*DATA TO USE:*
begin

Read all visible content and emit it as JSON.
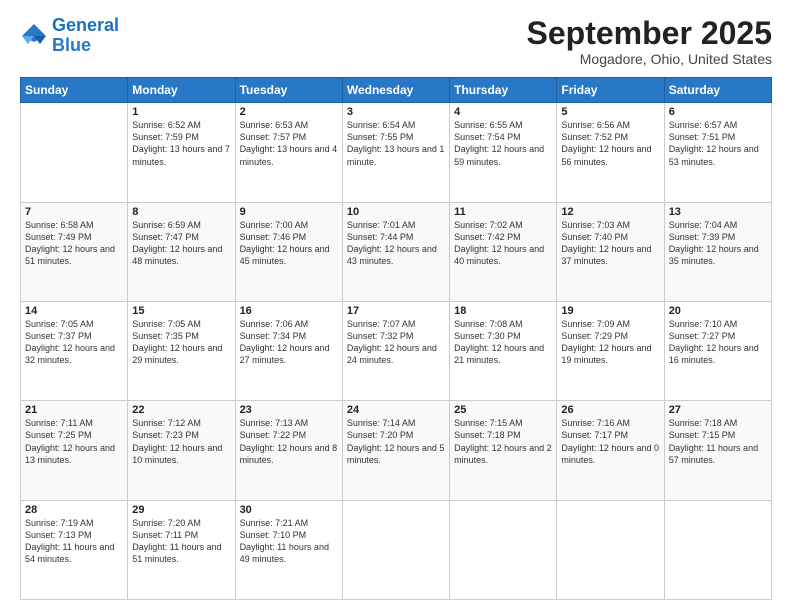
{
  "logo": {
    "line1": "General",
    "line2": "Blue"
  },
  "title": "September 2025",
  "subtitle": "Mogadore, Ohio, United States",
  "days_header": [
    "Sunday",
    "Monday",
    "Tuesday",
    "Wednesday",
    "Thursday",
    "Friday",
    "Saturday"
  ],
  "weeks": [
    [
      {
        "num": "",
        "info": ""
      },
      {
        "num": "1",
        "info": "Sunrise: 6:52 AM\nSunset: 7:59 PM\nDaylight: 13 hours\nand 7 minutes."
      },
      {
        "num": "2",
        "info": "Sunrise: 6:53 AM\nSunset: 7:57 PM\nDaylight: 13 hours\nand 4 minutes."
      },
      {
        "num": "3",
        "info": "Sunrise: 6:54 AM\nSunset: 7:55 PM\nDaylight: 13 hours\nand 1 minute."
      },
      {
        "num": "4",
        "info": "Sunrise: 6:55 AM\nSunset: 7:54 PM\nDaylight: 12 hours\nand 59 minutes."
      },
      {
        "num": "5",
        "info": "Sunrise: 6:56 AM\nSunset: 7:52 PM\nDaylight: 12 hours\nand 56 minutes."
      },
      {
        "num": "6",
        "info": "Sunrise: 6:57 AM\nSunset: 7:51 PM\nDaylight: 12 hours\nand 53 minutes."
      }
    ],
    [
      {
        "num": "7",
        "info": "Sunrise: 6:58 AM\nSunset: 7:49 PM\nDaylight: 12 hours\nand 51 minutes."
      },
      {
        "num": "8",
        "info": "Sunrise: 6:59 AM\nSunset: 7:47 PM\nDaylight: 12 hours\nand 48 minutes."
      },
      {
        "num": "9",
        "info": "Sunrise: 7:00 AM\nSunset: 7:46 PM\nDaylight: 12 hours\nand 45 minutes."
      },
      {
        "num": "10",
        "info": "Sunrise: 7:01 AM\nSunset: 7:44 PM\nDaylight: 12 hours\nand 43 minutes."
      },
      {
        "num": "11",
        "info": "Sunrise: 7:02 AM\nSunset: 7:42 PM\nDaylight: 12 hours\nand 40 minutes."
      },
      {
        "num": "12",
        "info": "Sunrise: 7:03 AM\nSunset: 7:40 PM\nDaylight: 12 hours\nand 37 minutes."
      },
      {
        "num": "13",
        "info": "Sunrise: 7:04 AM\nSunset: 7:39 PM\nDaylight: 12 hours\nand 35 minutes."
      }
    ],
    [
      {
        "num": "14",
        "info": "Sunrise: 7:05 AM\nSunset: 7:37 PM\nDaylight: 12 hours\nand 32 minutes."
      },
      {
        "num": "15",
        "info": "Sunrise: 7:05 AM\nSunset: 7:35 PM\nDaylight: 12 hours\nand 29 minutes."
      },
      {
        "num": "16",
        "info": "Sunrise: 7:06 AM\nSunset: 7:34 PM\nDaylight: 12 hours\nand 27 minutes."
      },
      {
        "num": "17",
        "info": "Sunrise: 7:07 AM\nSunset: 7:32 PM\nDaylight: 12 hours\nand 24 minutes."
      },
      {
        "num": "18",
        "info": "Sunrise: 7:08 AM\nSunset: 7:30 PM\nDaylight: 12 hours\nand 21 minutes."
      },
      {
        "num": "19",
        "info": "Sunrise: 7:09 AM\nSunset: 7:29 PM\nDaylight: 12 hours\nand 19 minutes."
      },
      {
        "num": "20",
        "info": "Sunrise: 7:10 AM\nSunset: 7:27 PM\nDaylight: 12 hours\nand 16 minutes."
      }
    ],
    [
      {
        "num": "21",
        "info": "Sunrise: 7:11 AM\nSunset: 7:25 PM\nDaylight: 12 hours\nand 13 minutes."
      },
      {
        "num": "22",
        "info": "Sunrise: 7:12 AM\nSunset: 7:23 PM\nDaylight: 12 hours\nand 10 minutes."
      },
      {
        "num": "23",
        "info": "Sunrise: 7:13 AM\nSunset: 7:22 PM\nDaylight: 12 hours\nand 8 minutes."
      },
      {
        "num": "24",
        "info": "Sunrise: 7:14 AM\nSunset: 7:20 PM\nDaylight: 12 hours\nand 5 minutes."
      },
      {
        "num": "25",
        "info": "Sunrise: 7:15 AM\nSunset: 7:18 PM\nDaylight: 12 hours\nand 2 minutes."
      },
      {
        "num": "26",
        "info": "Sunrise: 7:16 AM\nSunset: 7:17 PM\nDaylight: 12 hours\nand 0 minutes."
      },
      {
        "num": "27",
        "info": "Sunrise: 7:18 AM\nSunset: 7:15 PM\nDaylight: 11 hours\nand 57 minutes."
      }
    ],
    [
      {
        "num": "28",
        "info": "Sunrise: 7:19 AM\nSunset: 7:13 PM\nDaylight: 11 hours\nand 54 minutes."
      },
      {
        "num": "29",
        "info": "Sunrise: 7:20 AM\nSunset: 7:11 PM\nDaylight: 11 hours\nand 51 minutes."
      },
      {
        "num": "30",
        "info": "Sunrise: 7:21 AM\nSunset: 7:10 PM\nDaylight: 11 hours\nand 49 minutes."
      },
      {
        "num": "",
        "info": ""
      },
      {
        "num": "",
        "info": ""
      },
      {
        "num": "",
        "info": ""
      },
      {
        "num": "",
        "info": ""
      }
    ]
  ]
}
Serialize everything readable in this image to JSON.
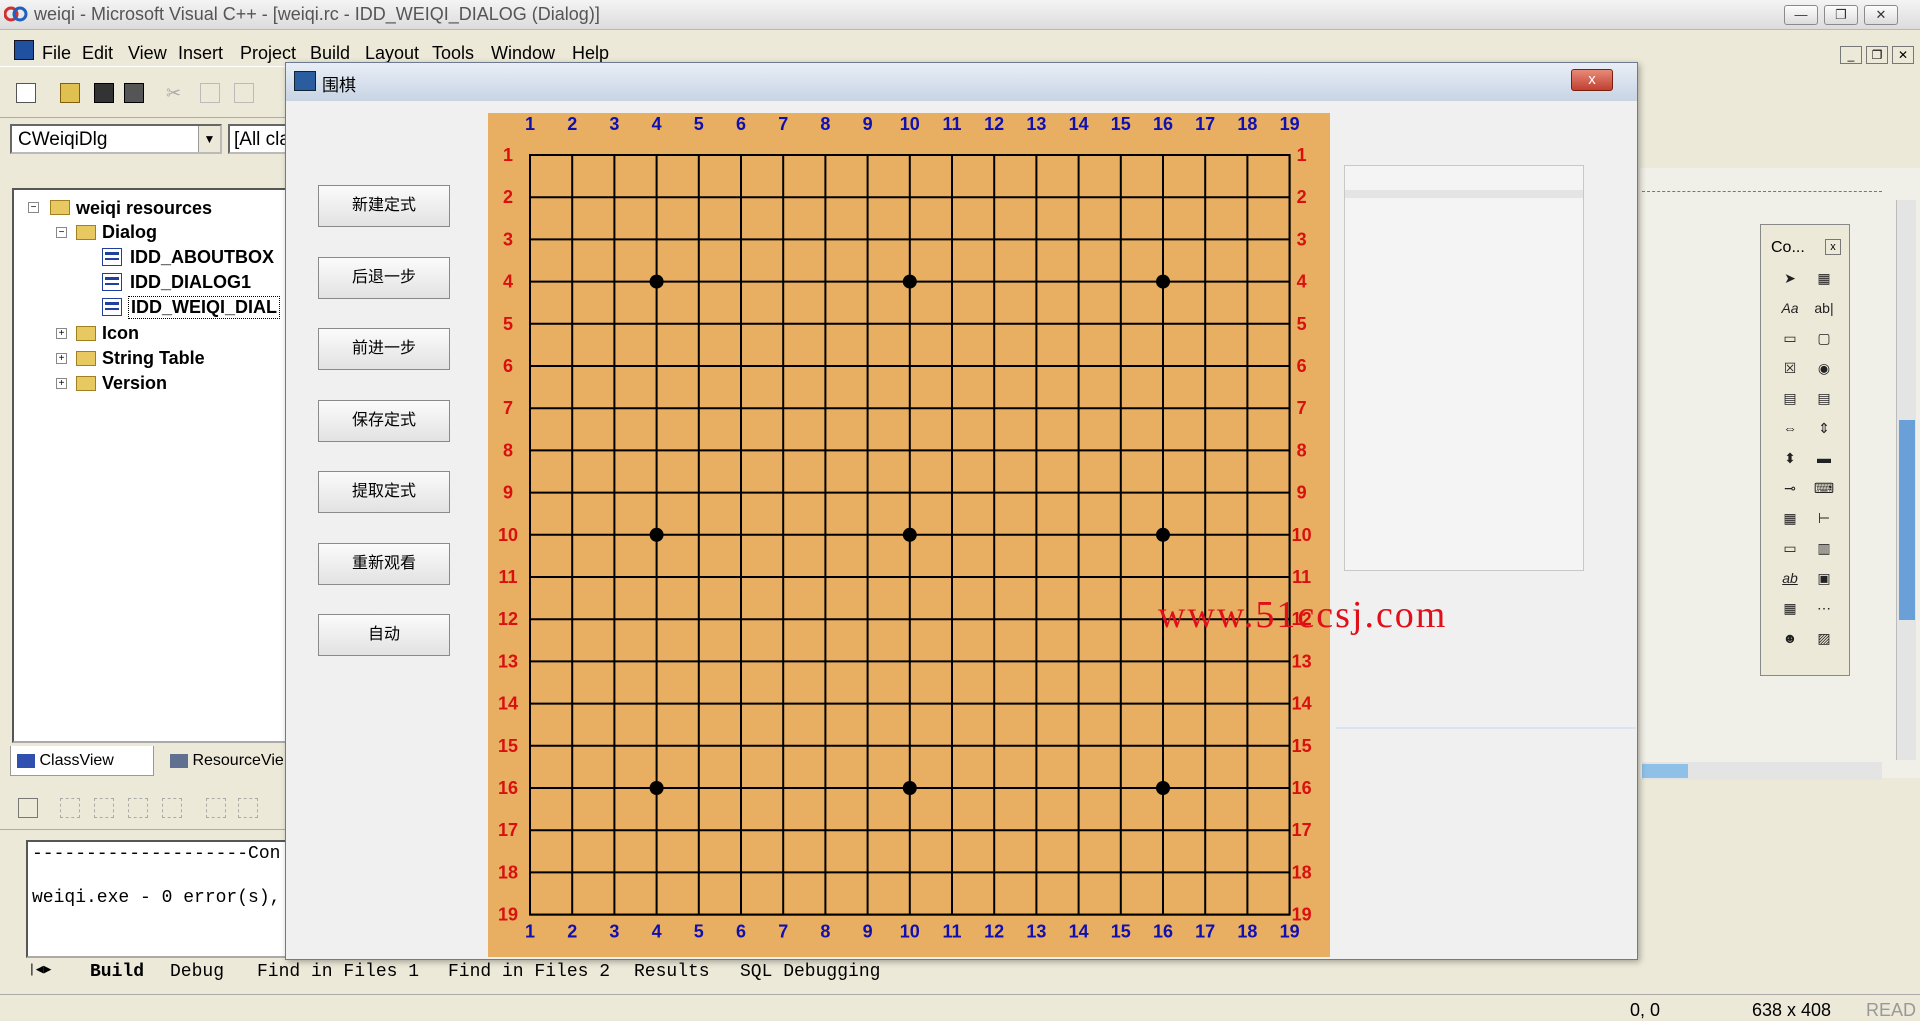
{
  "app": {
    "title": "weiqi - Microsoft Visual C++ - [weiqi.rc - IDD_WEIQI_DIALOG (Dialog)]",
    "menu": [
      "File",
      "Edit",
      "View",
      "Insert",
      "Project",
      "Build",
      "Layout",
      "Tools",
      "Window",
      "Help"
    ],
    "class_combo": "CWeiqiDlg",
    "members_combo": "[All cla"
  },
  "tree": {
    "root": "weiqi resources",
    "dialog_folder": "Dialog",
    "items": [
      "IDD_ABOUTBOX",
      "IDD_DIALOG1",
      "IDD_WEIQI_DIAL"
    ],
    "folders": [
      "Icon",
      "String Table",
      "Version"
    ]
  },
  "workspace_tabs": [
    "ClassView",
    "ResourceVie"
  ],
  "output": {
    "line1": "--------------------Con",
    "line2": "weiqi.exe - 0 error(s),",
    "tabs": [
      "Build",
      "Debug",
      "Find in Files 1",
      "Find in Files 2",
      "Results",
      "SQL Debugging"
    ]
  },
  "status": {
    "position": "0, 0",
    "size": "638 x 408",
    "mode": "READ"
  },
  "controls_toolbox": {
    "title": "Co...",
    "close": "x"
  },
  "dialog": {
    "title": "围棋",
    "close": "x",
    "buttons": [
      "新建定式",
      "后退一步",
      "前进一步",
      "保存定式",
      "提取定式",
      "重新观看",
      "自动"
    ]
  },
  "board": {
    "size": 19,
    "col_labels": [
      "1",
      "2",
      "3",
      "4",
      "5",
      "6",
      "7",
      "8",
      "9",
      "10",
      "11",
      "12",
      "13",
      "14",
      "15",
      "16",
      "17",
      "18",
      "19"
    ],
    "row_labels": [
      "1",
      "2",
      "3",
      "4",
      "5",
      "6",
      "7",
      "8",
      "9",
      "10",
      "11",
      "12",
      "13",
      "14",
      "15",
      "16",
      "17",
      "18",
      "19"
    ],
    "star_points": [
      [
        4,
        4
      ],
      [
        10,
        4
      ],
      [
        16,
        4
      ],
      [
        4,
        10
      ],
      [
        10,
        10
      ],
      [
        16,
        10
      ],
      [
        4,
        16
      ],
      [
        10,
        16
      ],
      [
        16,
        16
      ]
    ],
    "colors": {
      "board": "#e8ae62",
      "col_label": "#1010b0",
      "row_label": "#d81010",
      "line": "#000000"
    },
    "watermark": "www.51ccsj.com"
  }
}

end

Pick out the lines above containing the word "JSON", then copy them.

*EXERCISE RESULT:*
Read all visible content and emit it as JSON.
Serialize everything readable in this image to JSON.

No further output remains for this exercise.